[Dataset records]

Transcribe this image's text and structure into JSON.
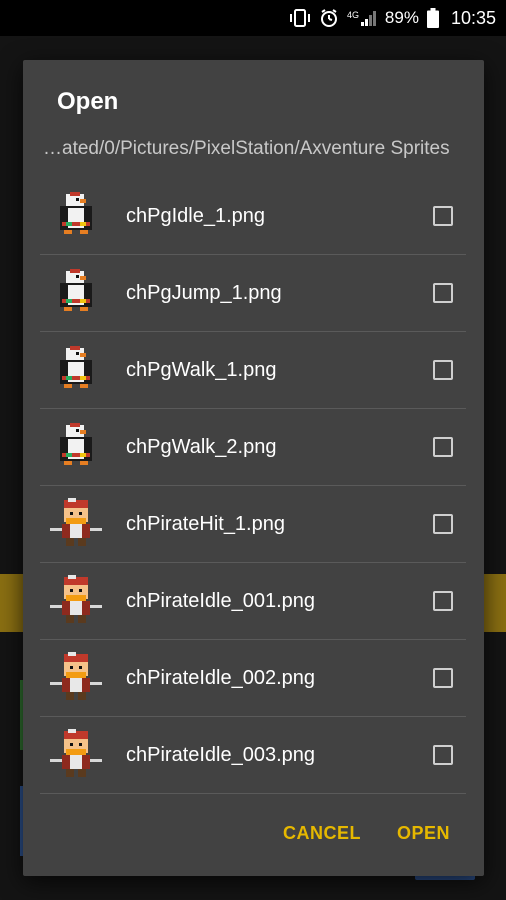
{
  "status_bar": {
    "battery_percent": "89%",
    "time": "10:35",
    "network_label": "4G"
  },
  "dialog": {
    "title": "Open",
    "path": "…ated/0/Pictures/PixelStation/Axventure Sprites",
    "files": [
      {
        "name": "chPgIdle_1.png",
        "sprite": "penguin",
        "checked": false
      },
      {
        "name": "chPgJump_1.png",
        "sprite": "penguin",
        "checked": false
      },
      {
        "name": "chPgWalk_1.png",
        "sprite": "penguin",
        "checked": false
      },
      {
        "name": "chPgWalk_2.png",
        "sprite": "penguin",
        "checked": false
      },
      {
        "name": "chPirateHit_1.png",
        "sprite": "pirate",
        "checked": false
      },
      {
        "name": "chPirateIdle_001.png",
        "sprite": "pirate",
        "checked": false
      },
      {
        "name": "chPirateIdle_002.png",
        "sprite": "pirate",
        "checked": false
      },
      {
        "name": "chPirateIdle_003.png",
        "sprite": "pirate",
        "checked": false
      }
    ],
    "cancel_label": "CANCEL",
    "open_label": "OPEN"
  },
  "colors": {
    "accent": "#e6b800",
    "dialog_bg": "#424242"
  }
}
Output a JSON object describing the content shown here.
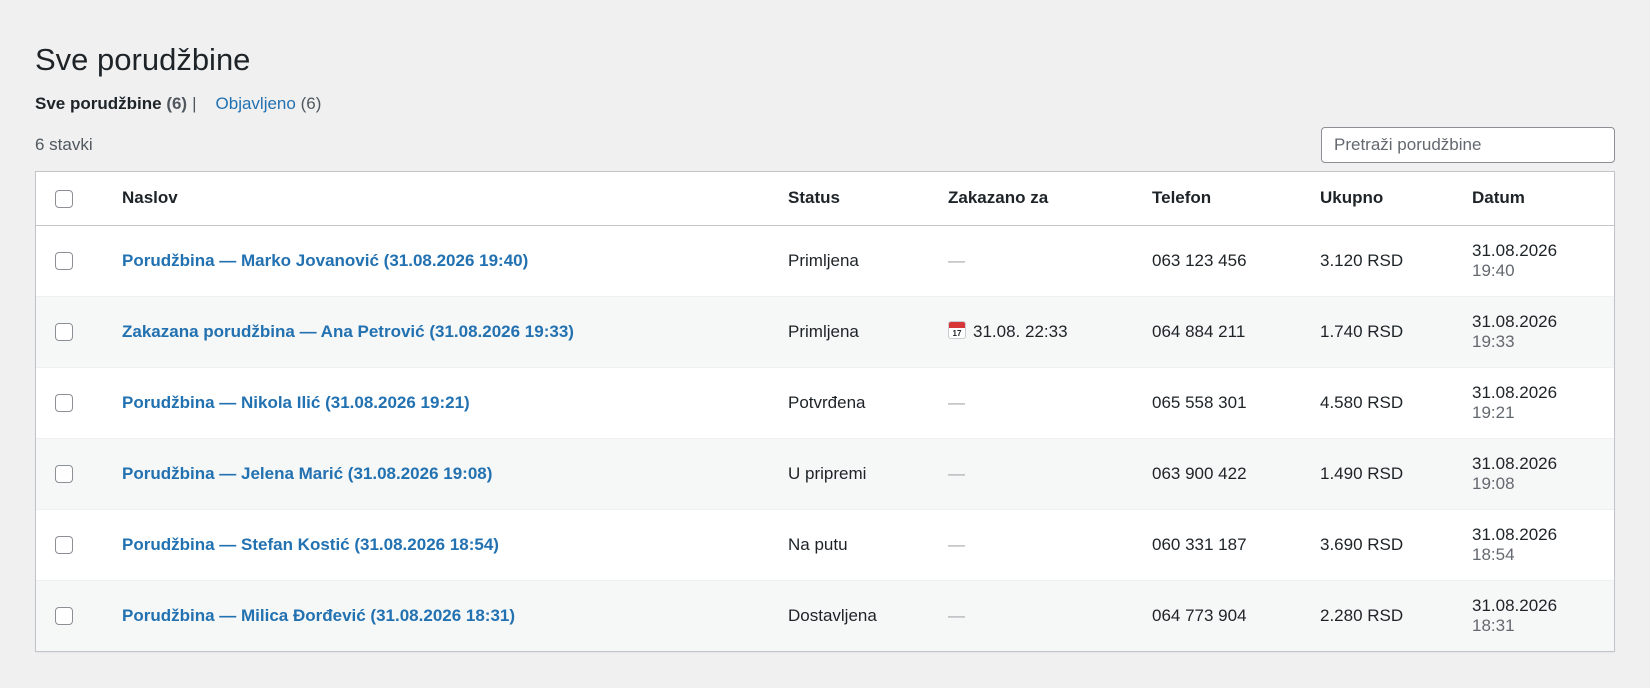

▸ TASK INSTRUCTIONS
Every record above should come back exactly, but without its pictures.

▸ EXERCISE RESULT
Transcribe this image's text and structure into JSON.
{
  "status_bar": {
    "battery_percent": "89%",
    "time": "10:35",
    "network_label": "4G"
  },
  "dialog": {
    "title": "Open",
    "path": "…ated/0/Pictures/PixelStation/Axventure Sprites",
    "files": [
      {
        "name": "chPgIdle_1.png",
        "sprite": "penguin",
        "checked": false
      },
      {
        "name": "chPgJump_1.png",
        "sprite": "penguin",
        "checked": false
      },
      {
        "name": "chPgWalk_1.png",
        "sprite": "penguin",
        "checked": false
      },
      {
        "name": "chPgWalk_2.png",
        "sprite": "penguin",
        "checked": false
      },
      {
        "name": "chPirateHit_1.png",
        "sprite": "pirate",
        "checked": false
      },
      {
        "name": "chPirateIdle_001.png",
        "sprite": "pirate",
        "checked": false
      },
      {
        "name": "chPirateIdle_002.png",
        "sprite": "pirate",
        "checked": false
      },
      {
        "name": "chPirateIdle_003.png",
        "sprite": "pirate",
        "checked": false
      }
    ],
    "cancel_label": "CANCEL",
    "open_label": "OPEN"
  },
  "colors": {
    "accent": "#e6b800",
    "dialog_bg": "#424242"
  }
}
Output a JSON object describing the content shown here.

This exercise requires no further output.